_Set problem_. From the entries below, work out the number of lines that hold the word "MILES", and give that number alone.

_Records for processing_.
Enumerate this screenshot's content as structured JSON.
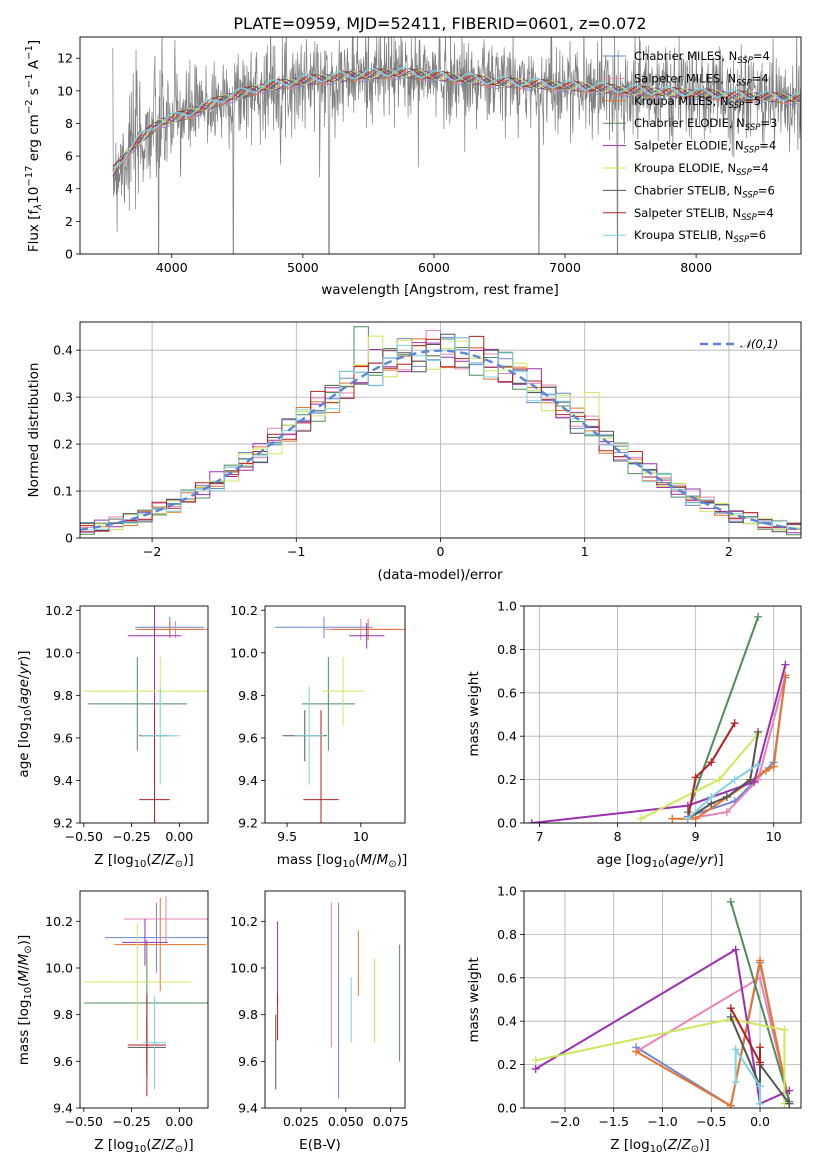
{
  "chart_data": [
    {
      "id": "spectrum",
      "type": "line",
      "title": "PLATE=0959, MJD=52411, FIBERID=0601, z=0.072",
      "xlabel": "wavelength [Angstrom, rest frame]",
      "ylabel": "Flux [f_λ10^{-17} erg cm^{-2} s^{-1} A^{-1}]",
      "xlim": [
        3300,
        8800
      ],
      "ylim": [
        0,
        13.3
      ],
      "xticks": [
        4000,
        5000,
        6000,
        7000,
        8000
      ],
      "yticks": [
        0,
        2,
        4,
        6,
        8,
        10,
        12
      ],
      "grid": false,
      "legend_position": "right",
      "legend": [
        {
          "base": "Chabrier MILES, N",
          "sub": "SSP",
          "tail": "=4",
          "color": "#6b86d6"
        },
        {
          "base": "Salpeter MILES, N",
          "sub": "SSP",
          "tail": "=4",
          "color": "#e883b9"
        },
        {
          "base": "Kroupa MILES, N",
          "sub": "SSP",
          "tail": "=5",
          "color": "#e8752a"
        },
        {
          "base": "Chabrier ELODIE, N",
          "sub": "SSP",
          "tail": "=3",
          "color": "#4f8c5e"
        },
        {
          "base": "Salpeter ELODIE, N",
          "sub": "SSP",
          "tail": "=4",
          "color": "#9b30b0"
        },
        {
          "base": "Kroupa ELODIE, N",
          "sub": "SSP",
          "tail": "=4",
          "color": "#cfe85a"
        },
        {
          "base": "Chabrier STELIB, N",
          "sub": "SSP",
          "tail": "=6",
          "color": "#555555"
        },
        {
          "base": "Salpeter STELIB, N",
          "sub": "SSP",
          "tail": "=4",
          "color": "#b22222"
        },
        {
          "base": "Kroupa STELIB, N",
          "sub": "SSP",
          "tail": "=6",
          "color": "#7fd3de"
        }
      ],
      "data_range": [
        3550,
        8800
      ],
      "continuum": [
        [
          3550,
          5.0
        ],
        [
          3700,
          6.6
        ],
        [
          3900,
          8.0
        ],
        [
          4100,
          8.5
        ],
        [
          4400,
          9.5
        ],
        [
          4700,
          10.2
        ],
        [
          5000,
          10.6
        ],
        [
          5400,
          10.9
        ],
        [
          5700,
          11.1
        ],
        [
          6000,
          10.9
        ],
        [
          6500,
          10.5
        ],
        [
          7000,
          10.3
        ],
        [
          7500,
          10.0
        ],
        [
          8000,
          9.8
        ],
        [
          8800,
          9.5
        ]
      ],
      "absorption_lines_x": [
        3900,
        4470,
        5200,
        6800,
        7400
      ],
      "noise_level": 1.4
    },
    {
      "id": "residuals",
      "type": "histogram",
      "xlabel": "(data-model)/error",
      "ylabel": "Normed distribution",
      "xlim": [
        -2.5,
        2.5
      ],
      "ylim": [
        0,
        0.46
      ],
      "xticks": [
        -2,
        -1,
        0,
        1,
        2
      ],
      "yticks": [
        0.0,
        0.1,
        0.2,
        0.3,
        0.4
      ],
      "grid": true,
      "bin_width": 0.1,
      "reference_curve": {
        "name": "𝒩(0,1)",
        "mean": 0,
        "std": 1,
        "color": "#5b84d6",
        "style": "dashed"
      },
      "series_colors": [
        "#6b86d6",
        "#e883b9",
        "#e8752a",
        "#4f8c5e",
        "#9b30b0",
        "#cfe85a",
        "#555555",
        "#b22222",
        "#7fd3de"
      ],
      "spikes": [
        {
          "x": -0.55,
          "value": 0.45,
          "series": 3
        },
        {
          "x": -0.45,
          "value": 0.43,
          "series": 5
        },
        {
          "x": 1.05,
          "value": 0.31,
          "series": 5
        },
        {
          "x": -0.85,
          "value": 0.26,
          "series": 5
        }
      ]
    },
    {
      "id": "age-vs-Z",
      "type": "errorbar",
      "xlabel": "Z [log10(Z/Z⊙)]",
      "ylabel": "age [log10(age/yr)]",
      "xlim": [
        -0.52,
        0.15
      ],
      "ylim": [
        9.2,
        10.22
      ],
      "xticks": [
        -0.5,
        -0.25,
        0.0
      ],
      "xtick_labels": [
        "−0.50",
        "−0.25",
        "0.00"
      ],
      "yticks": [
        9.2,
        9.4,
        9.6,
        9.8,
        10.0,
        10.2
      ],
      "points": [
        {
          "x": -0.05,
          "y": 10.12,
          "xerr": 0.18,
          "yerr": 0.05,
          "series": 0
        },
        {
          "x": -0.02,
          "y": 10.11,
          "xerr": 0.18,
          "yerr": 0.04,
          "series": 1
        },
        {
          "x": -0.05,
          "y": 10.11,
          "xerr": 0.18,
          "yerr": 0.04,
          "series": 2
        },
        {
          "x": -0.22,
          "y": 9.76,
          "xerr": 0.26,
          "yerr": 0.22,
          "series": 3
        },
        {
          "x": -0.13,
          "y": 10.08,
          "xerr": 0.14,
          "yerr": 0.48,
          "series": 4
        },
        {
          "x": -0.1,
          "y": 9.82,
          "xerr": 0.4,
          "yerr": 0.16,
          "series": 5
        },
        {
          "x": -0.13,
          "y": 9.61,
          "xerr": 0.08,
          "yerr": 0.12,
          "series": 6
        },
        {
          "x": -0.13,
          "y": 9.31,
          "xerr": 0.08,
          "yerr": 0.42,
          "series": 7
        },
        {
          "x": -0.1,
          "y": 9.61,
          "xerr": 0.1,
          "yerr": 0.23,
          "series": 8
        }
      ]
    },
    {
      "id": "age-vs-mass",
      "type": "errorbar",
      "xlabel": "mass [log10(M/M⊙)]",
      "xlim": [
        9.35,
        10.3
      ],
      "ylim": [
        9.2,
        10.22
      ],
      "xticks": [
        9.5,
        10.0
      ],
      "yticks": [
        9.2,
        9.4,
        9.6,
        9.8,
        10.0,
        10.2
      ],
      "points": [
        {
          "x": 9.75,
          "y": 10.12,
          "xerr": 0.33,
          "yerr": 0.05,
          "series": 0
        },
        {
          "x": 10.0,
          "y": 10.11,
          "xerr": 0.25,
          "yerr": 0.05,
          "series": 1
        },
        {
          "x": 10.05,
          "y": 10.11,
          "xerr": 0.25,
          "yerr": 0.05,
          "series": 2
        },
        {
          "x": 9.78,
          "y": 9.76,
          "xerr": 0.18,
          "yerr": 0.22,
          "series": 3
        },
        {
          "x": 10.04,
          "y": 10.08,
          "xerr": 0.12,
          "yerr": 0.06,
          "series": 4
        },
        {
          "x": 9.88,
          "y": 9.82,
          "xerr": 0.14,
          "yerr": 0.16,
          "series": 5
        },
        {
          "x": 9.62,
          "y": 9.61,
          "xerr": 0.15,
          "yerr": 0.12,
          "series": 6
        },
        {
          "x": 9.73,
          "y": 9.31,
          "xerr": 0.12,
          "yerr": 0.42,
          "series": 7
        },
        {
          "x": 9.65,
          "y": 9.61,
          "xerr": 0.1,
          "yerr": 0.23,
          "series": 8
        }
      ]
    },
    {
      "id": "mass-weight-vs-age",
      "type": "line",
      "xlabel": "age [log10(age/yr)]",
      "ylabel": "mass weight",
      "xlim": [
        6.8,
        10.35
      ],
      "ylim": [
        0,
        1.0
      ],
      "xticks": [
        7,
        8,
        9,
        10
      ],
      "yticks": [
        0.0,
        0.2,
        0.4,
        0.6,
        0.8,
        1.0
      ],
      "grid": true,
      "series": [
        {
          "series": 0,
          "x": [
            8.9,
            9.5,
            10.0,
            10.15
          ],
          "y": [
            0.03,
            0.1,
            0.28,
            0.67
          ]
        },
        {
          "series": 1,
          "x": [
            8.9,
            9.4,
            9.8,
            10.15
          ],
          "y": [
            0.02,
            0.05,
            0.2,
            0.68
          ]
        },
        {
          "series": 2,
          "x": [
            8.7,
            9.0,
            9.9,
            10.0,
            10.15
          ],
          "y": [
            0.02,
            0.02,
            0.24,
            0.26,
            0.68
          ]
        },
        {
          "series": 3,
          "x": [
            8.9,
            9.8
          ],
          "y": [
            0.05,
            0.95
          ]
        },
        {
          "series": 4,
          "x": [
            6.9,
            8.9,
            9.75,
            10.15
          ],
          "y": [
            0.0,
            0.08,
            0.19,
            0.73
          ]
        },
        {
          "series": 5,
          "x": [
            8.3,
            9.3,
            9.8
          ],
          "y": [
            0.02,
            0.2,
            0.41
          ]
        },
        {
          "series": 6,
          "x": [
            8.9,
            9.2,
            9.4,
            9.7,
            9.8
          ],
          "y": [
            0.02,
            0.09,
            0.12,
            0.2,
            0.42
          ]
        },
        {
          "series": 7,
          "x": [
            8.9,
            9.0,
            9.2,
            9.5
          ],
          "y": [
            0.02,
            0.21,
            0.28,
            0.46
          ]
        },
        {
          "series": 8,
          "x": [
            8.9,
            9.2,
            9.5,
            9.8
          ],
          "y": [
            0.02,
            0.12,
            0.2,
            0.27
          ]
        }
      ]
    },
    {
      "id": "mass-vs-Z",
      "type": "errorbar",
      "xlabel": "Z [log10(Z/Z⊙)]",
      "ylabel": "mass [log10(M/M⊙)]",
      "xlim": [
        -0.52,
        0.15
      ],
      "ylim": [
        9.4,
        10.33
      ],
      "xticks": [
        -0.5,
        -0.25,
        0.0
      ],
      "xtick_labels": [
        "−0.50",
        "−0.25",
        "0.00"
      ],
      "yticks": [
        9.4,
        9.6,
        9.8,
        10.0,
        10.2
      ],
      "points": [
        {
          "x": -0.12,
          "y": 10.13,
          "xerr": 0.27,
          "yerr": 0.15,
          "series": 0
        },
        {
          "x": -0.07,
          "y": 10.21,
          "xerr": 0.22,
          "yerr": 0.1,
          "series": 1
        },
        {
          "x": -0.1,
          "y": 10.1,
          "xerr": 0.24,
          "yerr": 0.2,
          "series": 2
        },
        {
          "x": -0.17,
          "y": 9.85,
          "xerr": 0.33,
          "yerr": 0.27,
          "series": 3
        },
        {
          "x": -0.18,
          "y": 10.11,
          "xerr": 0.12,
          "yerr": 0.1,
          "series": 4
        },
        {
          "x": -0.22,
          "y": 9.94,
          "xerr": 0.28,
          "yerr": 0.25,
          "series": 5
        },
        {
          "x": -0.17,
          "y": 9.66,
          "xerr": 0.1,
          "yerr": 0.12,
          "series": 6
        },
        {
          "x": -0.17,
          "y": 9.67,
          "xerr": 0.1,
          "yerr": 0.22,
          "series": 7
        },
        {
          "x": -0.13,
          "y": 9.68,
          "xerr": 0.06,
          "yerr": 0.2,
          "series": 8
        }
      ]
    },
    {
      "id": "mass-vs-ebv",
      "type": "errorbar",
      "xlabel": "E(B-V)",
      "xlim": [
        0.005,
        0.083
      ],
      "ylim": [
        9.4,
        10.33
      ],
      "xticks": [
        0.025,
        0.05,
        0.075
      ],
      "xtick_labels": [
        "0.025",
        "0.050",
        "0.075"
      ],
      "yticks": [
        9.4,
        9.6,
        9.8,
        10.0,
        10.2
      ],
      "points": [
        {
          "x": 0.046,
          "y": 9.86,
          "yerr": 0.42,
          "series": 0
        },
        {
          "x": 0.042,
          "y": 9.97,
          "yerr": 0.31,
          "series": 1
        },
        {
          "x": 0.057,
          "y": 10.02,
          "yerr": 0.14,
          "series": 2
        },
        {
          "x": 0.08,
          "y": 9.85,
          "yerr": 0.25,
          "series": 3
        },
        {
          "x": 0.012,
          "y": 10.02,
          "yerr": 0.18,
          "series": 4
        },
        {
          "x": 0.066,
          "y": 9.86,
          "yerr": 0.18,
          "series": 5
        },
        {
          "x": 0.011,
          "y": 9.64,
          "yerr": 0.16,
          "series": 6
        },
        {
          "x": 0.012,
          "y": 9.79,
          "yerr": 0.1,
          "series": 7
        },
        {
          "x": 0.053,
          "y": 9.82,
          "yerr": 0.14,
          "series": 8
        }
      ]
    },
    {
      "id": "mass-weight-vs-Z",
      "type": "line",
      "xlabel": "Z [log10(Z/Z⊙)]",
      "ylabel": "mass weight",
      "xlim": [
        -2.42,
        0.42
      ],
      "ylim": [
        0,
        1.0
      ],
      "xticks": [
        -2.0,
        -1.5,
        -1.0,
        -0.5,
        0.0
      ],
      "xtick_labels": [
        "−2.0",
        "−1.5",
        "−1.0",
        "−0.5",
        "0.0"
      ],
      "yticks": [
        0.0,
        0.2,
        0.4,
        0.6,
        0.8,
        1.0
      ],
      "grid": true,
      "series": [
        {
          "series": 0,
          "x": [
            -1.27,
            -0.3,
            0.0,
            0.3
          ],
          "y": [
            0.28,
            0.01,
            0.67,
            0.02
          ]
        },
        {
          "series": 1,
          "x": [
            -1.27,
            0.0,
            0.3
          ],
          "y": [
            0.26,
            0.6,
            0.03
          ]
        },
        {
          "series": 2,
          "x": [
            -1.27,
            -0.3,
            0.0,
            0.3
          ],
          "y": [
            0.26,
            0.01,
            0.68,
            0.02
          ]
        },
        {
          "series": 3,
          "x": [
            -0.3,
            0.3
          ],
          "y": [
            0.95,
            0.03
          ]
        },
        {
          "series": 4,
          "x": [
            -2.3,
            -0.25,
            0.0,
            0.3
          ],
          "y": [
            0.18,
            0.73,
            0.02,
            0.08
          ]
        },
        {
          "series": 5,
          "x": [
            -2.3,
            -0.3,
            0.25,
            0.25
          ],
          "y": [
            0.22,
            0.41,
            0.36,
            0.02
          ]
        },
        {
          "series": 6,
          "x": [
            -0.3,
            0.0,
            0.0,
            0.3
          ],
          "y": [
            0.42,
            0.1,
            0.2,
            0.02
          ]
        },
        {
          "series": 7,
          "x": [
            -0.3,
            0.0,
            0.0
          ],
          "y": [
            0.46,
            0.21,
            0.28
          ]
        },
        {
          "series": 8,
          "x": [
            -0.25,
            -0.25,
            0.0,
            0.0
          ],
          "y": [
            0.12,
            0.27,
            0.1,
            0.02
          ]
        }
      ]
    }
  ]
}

_Solved problem_. 3